[What you should do] Find each line with the string "from" and report it.

[Available records]
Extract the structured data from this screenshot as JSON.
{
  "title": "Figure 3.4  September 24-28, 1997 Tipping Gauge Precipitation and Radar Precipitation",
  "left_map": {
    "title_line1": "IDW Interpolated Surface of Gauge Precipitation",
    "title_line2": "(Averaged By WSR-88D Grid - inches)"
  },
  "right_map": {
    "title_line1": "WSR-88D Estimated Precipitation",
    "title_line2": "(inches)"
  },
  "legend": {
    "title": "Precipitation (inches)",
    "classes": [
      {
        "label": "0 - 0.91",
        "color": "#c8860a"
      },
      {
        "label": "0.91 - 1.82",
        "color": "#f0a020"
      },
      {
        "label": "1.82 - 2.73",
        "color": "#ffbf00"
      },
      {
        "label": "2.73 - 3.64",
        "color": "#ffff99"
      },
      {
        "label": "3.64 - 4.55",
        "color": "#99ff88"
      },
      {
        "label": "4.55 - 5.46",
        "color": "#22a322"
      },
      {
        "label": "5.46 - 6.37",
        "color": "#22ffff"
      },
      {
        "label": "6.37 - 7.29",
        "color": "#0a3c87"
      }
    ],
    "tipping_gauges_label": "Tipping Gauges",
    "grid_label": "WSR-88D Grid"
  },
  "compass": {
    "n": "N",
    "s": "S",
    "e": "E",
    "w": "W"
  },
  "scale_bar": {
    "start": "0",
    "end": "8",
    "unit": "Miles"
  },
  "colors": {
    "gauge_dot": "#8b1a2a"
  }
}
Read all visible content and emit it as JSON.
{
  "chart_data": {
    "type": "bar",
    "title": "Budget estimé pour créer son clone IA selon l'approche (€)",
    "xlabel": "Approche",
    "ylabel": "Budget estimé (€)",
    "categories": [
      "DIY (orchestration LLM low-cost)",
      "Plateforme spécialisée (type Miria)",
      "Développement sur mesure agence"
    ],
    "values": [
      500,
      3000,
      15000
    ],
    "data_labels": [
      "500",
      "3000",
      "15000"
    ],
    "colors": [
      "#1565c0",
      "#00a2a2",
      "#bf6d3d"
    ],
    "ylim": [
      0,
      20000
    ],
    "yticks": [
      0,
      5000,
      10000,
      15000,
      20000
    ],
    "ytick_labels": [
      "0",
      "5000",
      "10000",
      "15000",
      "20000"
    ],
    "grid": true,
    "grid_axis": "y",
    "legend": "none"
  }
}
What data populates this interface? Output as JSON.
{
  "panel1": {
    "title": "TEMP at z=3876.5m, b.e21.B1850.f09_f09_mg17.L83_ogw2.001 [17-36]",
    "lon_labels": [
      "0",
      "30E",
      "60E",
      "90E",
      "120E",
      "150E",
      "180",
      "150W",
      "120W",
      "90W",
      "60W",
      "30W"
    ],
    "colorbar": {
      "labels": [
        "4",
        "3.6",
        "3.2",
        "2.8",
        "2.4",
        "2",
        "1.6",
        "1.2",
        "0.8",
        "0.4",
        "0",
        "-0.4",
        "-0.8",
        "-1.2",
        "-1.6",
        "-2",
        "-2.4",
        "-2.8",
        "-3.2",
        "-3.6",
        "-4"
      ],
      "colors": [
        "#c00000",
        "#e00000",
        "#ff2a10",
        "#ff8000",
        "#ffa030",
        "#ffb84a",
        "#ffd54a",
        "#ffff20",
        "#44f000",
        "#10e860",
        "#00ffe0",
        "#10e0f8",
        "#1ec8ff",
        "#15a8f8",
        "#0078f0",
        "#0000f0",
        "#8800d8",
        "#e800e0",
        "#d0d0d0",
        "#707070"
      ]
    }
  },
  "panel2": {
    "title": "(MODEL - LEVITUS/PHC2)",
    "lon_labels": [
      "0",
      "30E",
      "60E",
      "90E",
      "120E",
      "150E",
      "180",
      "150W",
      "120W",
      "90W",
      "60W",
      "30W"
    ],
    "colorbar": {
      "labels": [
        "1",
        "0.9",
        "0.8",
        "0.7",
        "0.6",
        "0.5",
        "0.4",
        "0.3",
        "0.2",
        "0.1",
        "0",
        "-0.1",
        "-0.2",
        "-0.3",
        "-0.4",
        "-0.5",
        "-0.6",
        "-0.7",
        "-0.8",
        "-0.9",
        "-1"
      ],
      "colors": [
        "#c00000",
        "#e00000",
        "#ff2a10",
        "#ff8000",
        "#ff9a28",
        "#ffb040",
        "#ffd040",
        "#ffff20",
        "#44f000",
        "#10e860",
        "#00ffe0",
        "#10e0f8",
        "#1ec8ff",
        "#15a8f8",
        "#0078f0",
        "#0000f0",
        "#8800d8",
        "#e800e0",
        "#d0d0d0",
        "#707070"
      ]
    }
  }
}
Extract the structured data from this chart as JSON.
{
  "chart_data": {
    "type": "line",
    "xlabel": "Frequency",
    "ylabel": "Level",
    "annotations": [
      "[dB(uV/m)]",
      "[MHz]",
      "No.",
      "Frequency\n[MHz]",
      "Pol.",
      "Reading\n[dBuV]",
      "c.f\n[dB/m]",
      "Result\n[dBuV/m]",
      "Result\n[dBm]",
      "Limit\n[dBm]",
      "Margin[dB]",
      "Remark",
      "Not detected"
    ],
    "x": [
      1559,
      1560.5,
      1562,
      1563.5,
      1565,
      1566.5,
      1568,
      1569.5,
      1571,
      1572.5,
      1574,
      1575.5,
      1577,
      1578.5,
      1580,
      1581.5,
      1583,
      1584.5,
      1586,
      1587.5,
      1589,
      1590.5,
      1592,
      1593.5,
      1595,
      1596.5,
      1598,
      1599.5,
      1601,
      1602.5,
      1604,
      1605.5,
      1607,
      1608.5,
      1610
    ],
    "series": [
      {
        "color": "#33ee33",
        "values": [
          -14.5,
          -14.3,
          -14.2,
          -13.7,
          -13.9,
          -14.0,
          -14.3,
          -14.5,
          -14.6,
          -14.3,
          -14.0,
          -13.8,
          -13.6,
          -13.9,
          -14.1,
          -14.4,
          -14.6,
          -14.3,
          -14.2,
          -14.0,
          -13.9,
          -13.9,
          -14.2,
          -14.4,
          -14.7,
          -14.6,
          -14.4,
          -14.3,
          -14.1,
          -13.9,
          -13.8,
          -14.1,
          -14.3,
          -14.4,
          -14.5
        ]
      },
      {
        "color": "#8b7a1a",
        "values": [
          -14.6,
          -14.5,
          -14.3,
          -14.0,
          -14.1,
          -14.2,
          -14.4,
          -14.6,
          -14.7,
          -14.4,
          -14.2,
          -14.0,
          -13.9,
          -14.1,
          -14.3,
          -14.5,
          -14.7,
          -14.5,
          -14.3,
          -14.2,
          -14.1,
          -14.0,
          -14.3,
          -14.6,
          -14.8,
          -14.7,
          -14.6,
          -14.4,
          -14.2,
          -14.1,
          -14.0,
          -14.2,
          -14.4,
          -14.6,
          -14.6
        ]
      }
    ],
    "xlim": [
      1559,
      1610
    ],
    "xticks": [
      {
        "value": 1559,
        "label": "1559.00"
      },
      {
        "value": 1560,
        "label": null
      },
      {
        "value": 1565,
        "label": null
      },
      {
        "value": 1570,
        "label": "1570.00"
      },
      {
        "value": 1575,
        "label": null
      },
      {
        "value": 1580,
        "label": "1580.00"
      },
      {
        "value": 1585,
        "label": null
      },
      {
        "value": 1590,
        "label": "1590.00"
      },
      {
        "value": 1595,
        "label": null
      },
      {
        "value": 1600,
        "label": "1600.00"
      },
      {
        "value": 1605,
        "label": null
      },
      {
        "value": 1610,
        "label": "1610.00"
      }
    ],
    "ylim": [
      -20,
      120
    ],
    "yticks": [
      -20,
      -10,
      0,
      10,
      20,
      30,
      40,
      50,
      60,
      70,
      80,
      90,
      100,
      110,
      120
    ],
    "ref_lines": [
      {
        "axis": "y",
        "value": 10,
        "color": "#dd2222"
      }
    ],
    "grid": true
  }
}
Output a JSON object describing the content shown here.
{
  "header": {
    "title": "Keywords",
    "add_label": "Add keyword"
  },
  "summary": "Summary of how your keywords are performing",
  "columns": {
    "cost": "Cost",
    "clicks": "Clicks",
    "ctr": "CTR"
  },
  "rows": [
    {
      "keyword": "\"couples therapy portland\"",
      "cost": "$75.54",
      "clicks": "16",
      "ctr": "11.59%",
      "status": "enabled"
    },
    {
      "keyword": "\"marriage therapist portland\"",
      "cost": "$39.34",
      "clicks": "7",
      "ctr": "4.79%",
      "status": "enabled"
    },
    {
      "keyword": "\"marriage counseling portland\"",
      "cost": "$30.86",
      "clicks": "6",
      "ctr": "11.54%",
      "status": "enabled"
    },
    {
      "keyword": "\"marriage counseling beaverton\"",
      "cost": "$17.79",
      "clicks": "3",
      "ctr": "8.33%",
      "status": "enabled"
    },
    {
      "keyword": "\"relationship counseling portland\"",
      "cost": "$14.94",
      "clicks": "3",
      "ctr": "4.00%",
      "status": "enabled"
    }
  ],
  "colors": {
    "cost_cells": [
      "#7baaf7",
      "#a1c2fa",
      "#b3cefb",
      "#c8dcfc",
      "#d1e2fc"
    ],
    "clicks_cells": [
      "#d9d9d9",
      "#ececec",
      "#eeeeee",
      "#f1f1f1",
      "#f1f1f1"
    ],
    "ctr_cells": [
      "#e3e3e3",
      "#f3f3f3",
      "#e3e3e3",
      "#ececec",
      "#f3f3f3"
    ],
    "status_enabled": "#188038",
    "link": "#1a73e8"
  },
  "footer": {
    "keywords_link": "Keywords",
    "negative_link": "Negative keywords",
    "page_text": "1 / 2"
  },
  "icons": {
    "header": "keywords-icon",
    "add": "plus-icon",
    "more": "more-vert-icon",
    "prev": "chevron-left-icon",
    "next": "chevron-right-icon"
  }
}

[Problem solution]
Extract the structured data from this screenshot as JSON.
Extract the structured data from this chart as JSON.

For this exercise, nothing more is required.